*EXCERPT TO READ*.
The King in the North Jon Snow’s tweets peaked during his scenes at the start of the show.
De facto ruler of King’s Landing Cersei Lannister’s tweets culminated during her scenes in the middle of the episode.
Mother of Dragons Daenerys Targaryen’s tweets reached their zenith during her moment in the spotlight at the very end of the premier.
Most filming in the U.K., Croatia, & Spain, but Didn’t Affect Tweet Volume
Because we’ve followed the somber, stoic Starks since season one, the U.K., especially Northern Ireland, overwhelmingly has the most filming locations (28), followed by Croatia (14), Spain (9), Iceland (7), Malta (5), and Morocco (3). Spain entered the high risk high, reward game of thrones around Season 4 when Dorne comes into the picture, but made up for lost time. Did studio sets spur locals to tweet support for characters and houses associated with filming locations? Or did they at least become more active on social media for the show in general as a result?

*ASSIGNMENT*. Quote the passage on Game of Thrones tweets word for word, starting with "Most filming in" and going on through "as a result?".

*EXTRACTED MATERIAL*.
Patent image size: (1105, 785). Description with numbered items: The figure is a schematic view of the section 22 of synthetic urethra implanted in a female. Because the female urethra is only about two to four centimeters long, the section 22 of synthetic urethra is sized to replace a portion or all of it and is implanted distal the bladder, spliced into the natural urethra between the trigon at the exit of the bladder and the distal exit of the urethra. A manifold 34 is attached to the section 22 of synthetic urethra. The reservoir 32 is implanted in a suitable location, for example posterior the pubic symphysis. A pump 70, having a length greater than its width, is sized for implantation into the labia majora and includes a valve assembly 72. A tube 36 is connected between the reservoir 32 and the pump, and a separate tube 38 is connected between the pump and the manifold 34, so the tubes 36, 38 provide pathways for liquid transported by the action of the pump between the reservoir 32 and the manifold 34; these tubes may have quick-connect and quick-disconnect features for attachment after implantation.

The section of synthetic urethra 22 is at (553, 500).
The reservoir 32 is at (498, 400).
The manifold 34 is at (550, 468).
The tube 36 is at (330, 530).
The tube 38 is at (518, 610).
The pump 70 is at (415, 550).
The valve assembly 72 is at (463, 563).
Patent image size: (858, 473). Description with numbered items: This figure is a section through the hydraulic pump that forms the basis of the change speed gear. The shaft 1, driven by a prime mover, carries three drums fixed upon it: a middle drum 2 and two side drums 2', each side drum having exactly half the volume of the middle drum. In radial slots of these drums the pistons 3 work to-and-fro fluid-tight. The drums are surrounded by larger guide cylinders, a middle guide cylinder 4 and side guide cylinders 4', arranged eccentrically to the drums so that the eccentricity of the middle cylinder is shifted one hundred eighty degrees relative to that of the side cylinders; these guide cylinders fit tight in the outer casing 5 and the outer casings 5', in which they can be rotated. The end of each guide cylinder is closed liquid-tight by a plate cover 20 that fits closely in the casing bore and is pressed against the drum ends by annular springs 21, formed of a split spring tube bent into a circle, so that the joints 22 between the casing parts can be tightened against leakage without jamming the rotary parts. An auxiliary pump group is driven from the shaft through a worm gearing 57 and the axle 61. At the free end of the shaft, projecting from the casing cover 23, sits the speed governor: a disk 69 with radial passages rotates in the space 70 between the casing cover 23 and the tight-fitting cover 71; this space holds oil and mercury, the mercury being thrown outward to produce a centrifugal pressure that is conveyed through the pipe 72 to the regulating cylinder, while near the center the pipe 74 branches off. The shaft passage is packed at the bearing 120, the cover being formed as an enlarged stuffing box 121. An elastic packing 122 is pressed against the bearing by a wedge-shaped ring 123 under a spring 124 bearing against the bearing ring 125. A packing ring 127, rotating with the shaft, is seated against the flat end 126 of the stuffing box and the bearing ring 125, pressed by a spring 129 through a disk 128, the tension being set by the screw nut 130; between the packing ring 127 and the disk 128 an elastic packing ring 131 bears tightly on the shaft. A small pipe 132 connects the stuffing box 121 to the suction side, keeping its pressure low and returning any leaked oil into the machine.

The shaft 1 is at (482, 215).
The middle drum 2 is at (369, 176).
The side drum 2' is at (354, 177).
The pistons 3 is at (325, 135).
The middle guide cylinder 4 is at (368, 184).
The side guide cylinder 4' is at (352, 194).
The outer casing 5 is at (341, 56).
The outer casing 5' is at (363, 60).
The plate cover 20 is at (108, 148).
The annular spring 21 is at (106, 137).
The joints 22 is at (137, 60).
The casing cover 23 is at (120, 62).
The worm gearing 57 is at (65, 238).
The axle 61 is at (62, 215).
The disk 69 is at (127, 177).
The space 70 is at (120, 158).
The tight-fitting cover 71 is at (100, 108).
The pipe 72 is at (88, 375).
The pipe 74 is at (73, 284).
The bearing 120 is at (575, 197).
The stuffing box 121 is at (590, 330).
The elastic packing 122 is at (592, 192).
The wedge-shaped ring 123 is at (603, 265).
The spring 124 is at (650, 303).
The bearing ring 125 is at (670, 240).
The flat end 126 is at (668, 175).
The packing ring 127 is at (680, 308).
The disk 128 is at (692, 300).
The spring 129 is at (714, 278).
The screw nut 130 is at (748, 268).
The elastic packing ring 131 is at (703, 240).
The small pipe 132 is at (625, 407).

*SOLVED PROBLEM*.
Most filming in the U.K., Croatia, & Spain, but Didn’t Affect Tweet Volume
Because we’ve followed the somber, stoic Starks since season one, the U.K., especially Northern Ireland, overwhelmingly has the most filming locations (28), followed by Croatia (14), Spain (9), Iceland (7), Malta (5), and Morocco (3). Spain entered the high risk high, reward game of thrones around Season 4 when Dorne comes into the picture, but made up for lost time. Did studio sets spur locals to tweet support for characters and houses associated with filming locations? Or did they at least become more active on social media for the show in general as a result?